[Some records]
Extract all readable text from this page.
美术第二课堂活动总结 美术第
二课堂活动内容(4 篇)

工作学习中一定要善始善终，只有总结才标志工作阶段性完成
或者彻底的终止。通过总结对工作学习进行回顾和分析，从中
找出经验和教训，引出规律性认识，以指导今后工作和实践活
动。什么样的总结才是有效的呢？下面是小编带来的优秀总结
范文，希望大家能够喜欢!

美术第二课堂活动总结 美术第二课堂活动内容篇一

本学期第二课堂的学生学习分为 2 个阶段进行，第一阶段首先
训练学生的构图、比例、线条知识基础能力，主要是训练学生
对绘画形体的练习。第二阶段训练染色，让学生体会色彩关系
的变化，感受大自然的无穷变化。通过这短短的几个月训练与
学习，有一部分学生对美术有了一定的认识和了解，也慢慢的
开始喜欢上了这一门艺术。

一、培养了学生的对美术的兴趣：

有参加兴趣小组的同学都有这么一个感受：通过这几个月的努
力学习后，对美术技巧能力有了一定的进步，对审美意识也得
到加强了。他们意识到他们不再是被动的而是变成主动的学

Problem to solve: Write every line of the material above again, exactly.

Written answer:
Extract all readable text from this page.
美术第二课堂活动总结 美术第
二课堂活动内容(4 篇)

工作学习中一定要善始善终，只有总结才标志工作阶段性完成
或者彻底的终止。通过总结对工作学习进行回顾和分析，从中
找出经验和教训，引出规律性认识，以指导今后工作和实践活
动。什么样的总结才是有效的呢？下面是小编带来的优秀总结
范文，希望大家能够喜欢!

美术第二课堂活动总结 美术第二课堂活动内容篇一

本学期第二课堂的学生学习分为 2 个阶段进行，第一阶段首先
训练学生的构图、比例、线条知识基础能力，主要是训练学生
对绘画形体的练习。第二阶段训练染色，让学生体会色彩关系
的变化，感受大自然的无穷变化。通过这短短的几个月训练与
学习，有一部分学生对美术有了一定的认识和了解，也慢慢的
开始喜欢上了这一门艺术。

一、培养了学生的对美术的兴趣：

有参加兴趣小组的同学都有这么一个感受：通过这几个月的努
力学习后，对美术技巧能力有了一定的进步，对审美意识也得
到加强了。他们意识到他们不再是被动的而是变成主动的学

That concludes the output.